Document passage:
━━━━━━━━━━━━━━━━━━━━
U.S. relations with China are going from bad to worse at a dizzying pace. That’s not to say war is about to break out at any of the obvious flashpoints, from the South China Sea to Taiwan to the Korean peninsula, but the signs of impending conflict are clear.

Most dramatically, China has been intimidating Taiwan, and indirectly the U.S., by flying dozens of fighter planes into Taiwan’s air defense identification zone. That may not be as frightening as it sounds. These planes are not buzzing the island state, which China has been claiming as its own ever since the Communist victory over the mainland in 1949, and Taiwan isn’t rising to the challenge by threatening to shoot any of them down. Still, while two U.S. aircraft carriers and one British carrier plus a Japanese helicopter carrier were churning the waters off nearby Okinawa, Japan’s southernmost island prefecture, you have to believe this show of military force on all sides is alarming, to say the least.

Add the U.S.-China trade imbroglio to this military confrontation, and you have an admixture that could explode any time someone tosses in a lighted match. No, that’s not too likely, not right now, but consider some of the remarks of U.S. Trade Representative Katherine Tai at the influential Center for Strategic and International Studies in Washington. In carefully phrased opening verbiage, she accused Beijing of having “doubled-down on its state-centered economic system” while failing to engage in “meaningful reforms” that might address U.S. concerns.
━━━━━━━━━━━━━━━━━━━━
Tasks and exercises:
- a) In the piece on U.S.-China relations, why does the author say the Chinese flights into Taiwan's air defense identification zone may be less frightening than they sound? Answer in one to three sentences.
- b) Please go on with the piece on U.S.-China relations, picking up right after its last sentence.

Data rows:
━━━━━━━━━━━━━━━━━━━━
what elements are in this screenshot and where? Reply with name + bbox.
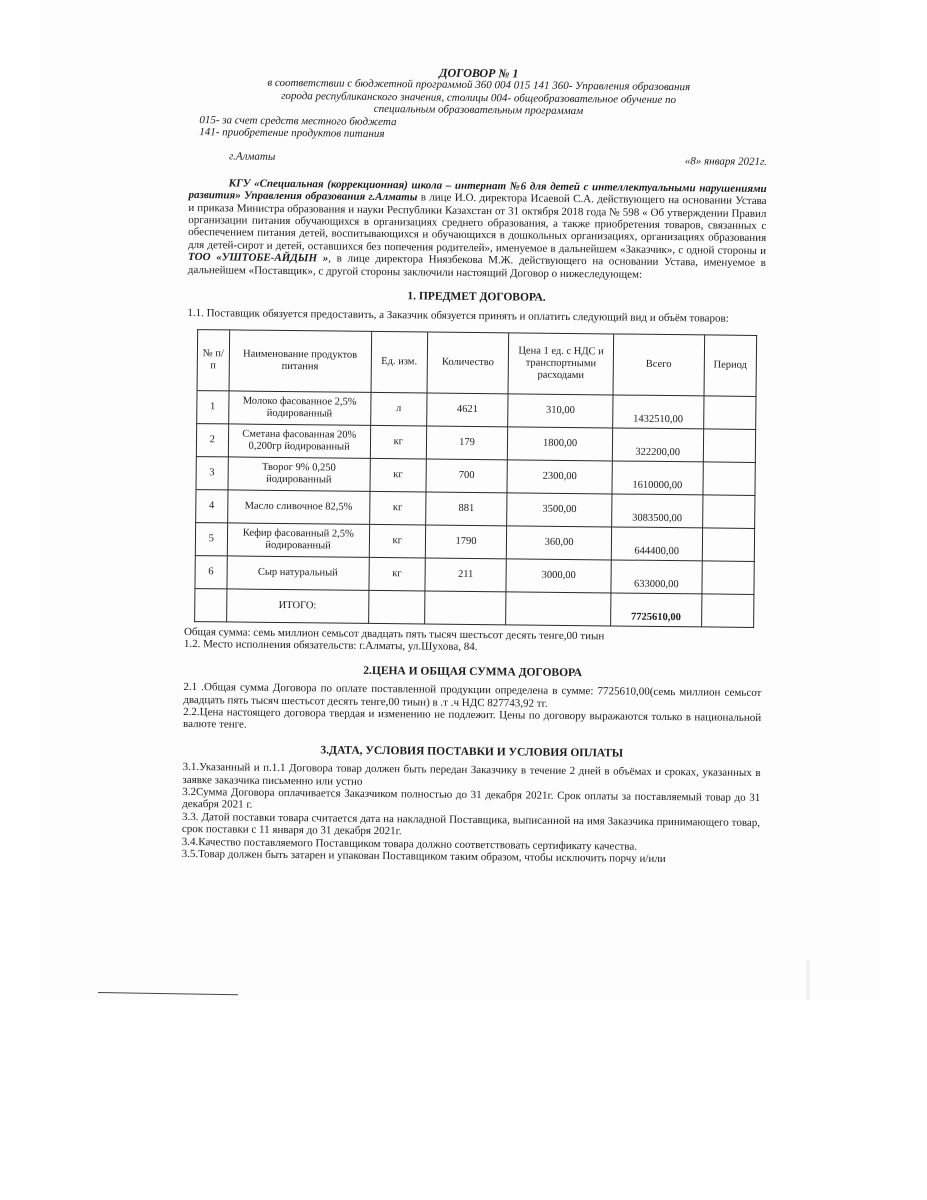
━━━━━━━━━━━━━━━━━━━━
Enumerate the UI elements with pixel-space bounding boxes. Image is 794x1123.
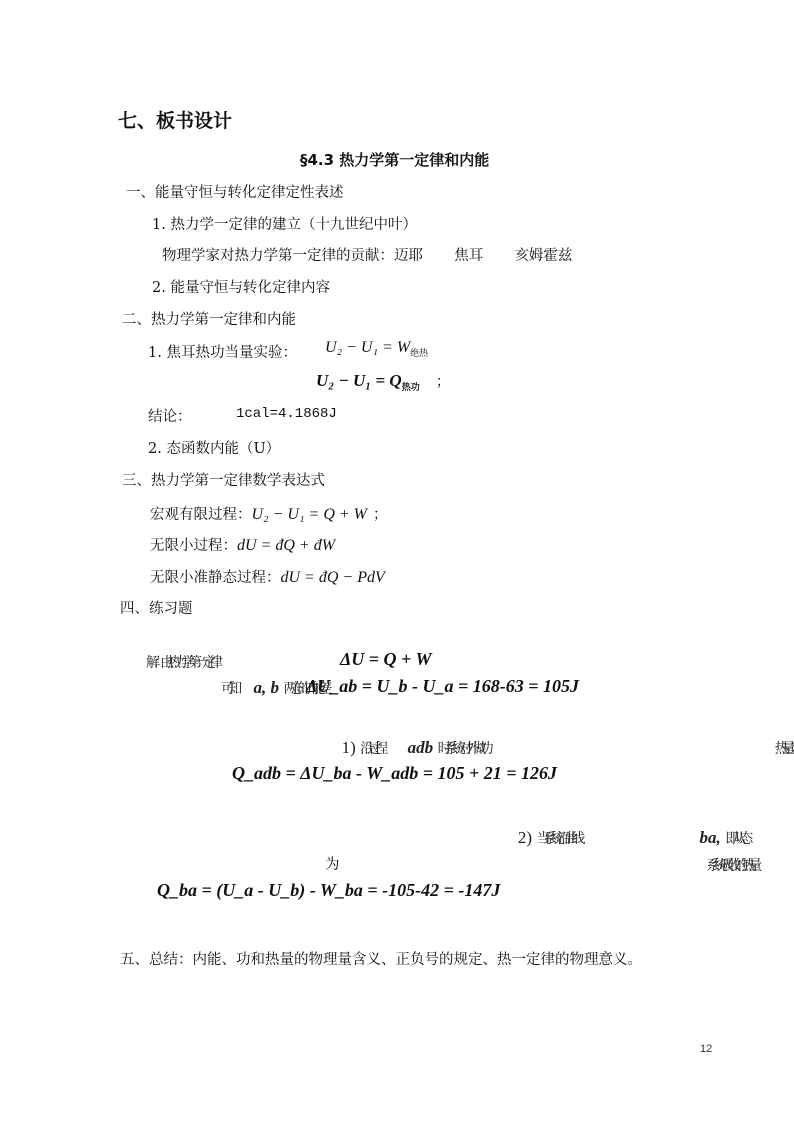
━━━━━━━━━━━━━━━━━━━━
Results by task:
- a) The planes are not buzzing Taiwan, and Taiwan is not responding by threatening to shoot any of them down.

- b)
Tai did not get into nitty-gritty specifics but did cite China’s enormous success in taking over much of the global steel industry, and other sectors too, by what she plainly saw as highly unfair practices. Ever diplomatic, she did say she hoped to have “frank conversations” with the Chinese about these tendentious issues, but we all know, when senior U.S. officials talk that way, they’re not getting anywhere.

Amid all the pointed questions, one topic Tai did not address was the deal in which the Huawei executive, Meng Wanzhou, daughter of the giant company’s founder, got off the hook in Vancouver last month when the U.S. agreed to stop calling for her extradition from Canada to face charges in the U.S. of fraud and violation of sanctions against Iran. Meng did admit to some wrongdoing, but the U.S. did not want to press what could have spiraled into an even greater U.S.-China shouting match.

The really good news about the deal was that two Canadians were freed after nearly three years behind bars in China on trumped-up if not totally false charges of dealing in Chinese state secrets. One of them, Michael Spavor, was well known among journalists for running tours into North Korea from his base in the bustling Chinese city of Dandong, across the Yalu or Amnok River from the North Korean city of Sinuiju. The other, Michael Kovrig, was a former Canadian diplomat to whom Spavor was alleged to have passed on sensitive photos.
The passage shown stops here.